SUPPLIED DATA:

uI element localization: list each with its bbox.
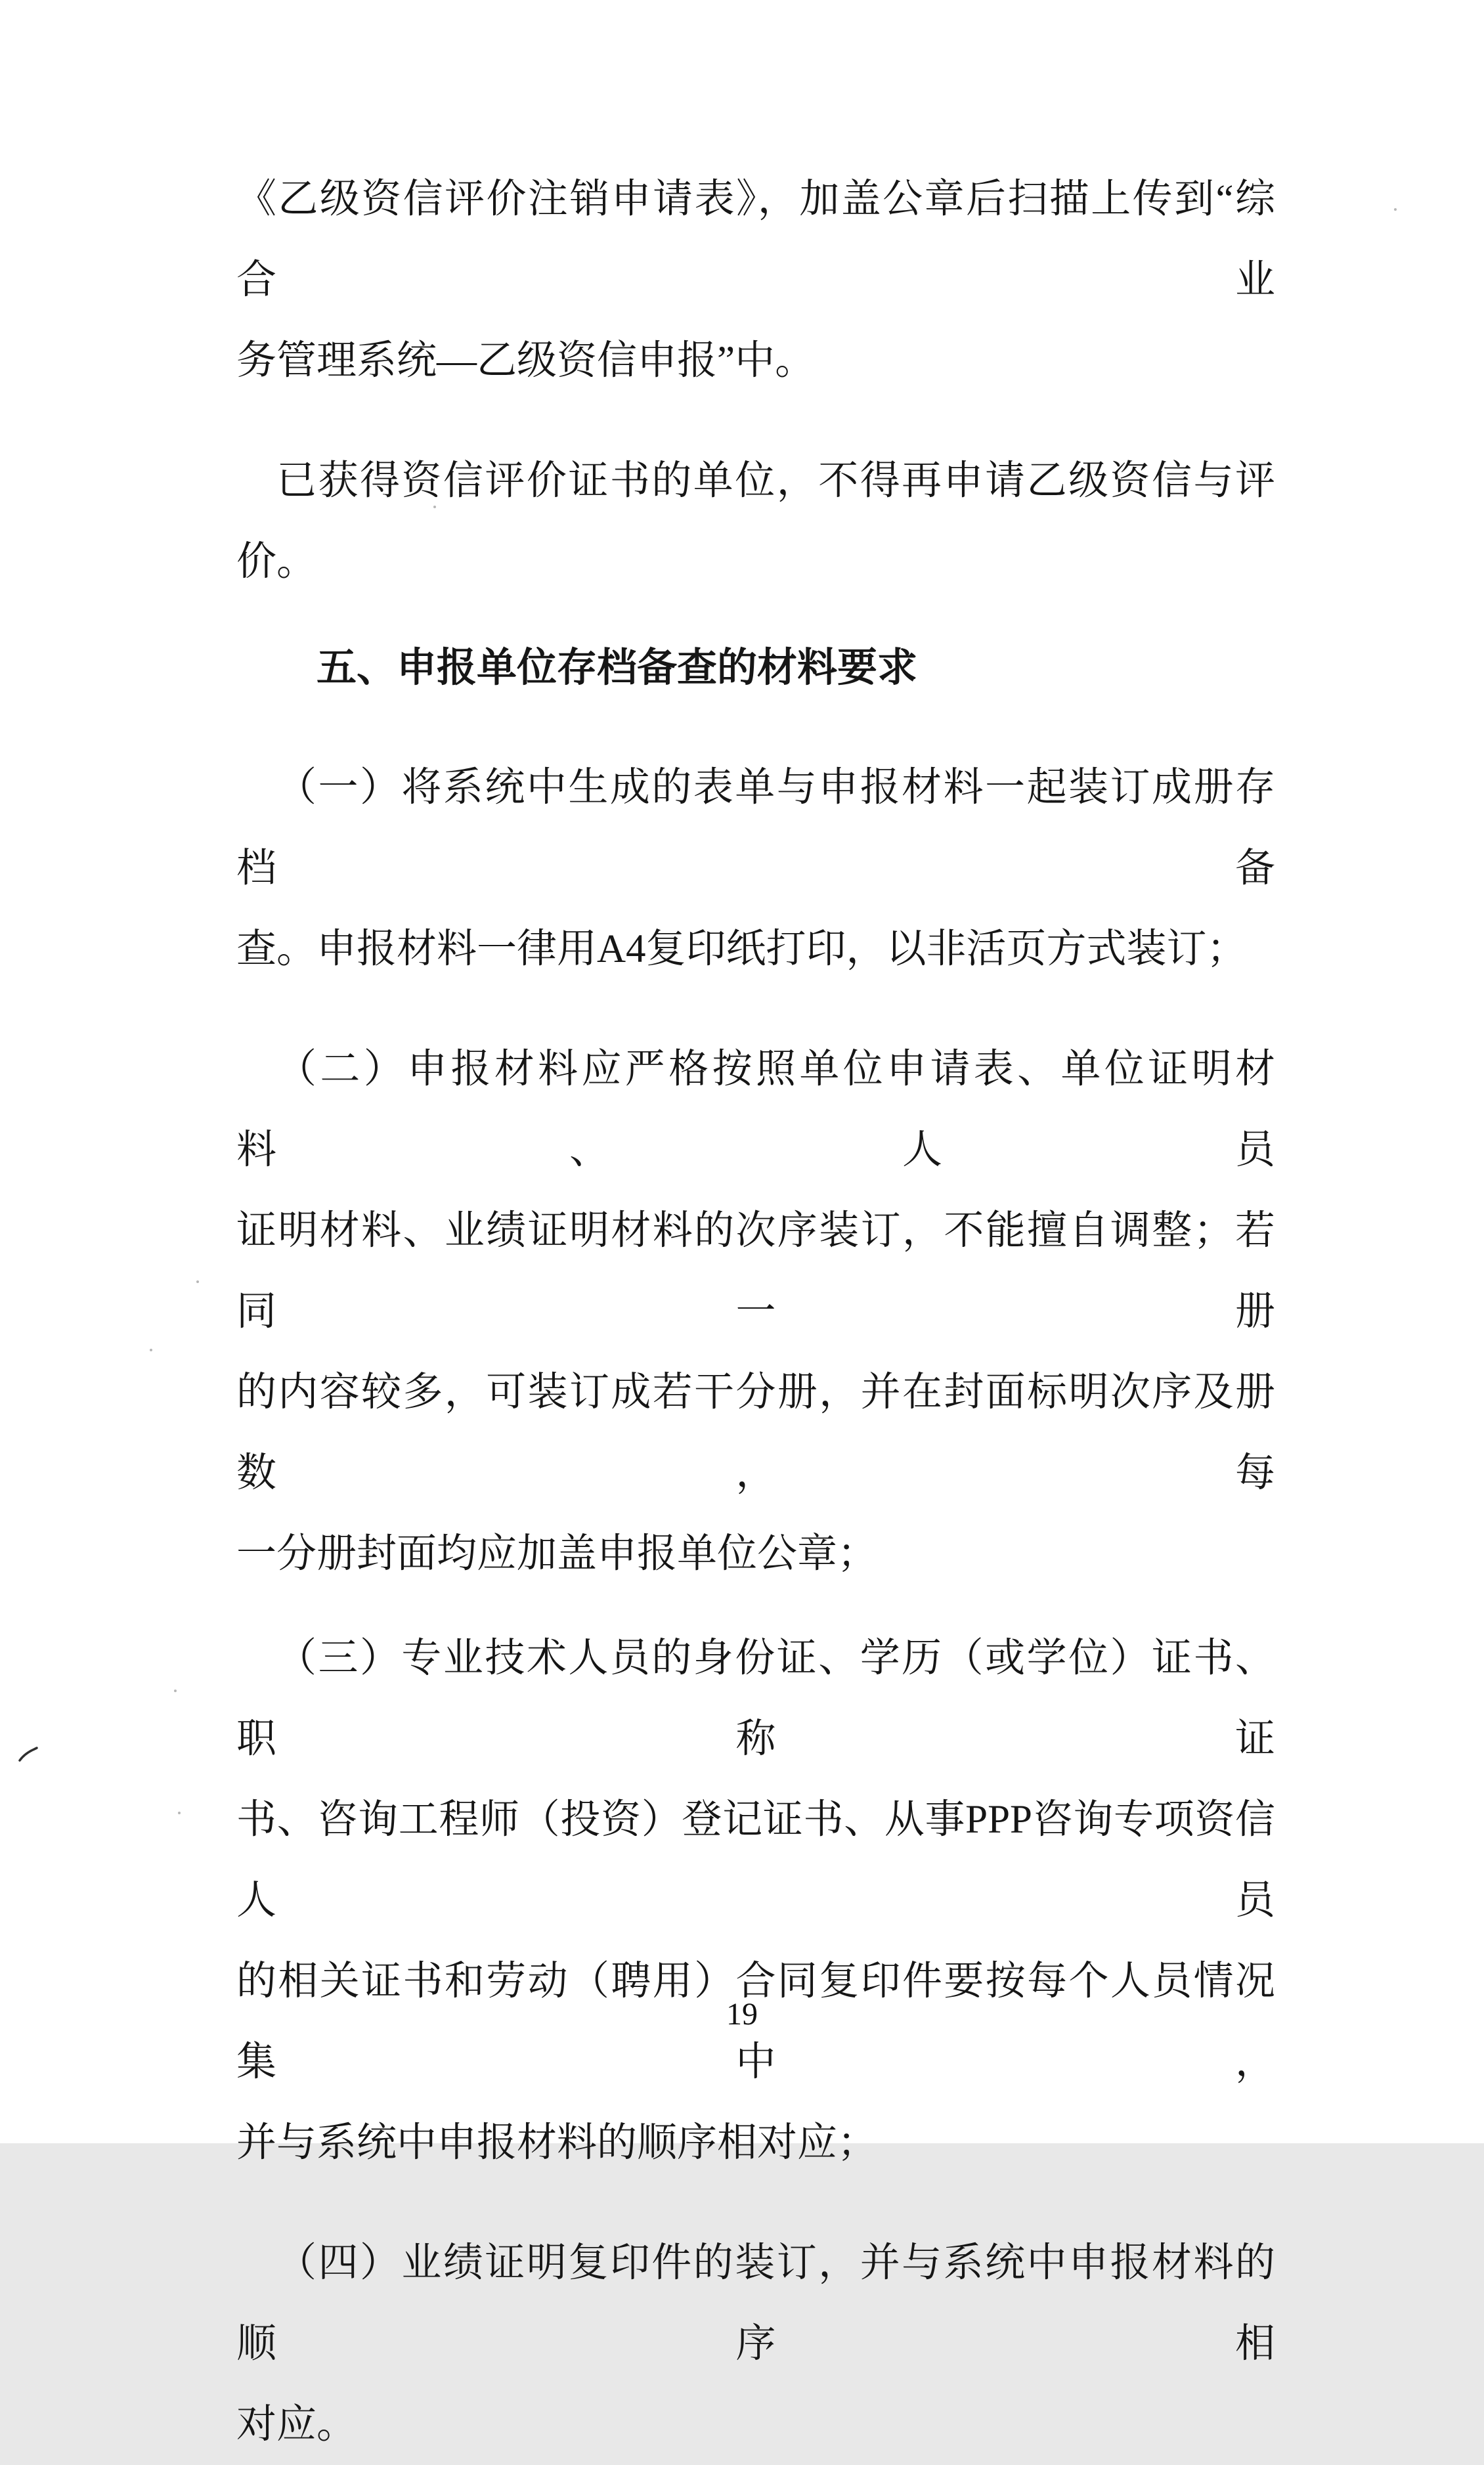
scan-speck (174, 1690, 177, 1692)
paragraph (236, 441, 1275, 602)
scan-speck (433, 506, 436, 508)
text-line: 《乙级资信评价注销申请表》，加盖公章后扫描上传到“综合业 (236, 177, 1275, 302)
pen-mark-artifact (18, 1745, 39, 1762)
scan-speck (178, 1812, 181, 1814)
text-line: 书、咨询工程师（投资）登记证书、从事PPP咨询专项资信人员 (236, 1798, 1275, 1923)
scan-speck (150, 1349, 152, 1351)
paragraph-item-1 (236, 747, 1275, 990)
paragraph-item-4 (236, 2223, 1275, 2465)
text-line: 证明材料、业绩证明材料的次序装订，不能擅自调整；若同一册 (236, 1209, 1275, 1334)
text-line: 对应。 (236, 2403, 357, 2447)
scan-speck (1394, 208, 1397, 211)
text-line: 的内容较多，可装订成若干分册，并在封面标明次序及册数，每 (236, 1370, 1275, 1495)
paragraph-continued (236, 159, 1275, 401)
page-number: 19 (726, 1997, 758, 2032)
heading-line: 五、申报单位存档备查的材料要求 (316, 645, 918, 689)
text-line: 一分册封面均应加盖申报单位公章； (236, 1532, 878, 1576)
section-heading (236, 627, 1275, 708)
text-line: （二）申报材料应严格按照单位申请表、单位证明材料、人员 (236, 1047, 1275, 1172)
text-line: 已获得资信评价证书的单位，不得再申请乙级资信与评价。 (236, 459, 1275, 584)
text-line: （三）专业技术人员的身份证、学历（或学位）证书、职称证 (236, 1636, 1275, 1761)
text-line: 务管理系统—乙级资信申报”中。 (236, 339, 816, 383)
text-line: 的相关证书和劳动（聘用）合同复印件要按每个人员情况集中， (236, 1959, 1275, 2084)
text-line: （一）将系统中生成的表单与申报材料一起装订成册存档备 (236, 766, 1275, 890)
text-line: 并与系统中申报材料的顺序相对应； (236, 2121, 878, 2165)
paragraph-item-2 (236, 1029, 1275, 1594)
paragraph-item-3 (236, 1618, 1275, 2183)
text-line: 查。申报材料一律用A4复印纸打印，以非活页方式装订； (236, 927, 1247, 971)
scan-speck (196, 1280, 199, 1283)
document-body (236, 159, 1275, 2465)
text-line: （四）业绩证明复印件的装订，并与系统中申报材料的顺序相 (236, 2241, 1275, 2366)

WORK TO DO: Lay out the data as a numbered list, leaving out blank lines, starting with the line with "scan-speck (174, 1690, 177, 1692)" and going on through the line with "text-line: 证明材料、业绩证明材料的次序装订，不能擅自调整；若同一册 (236, 1209, 1275, 1334)".

ANSWER TO THE TASK:
1. scan-speck (174, 1690, 177, 1692)
2. paragraph (236, 441, 1275, 602)
3. scan-speck (433, 506, 436, 508)
4. text-line: 《乙级资信评价注销申请表》，加盖公章后扫描上传到“综合业 (236, 177, 1275, 302)
5. pen-mark-artifact (18, 1745, 39, 1762)
6. scan-speck (178, 1812, 181, 1814)
7. text-line: 书、咨询工程师（投资）登记证书、从事PPP咨询专项资信人员 (236, 1798, 1275, 1923)
8. scan-speck (150, 1349, 152, 1351)
9. paragraph-item-1 (236, 747, 1275, 990)
10. paragraph-item-4 (236, 2223, 1275, 2465)
11. text-line: 证明材料、业绩证明材料的次序装订，不能擅自调整；若同一册 (236, 1209, 1275, 1334)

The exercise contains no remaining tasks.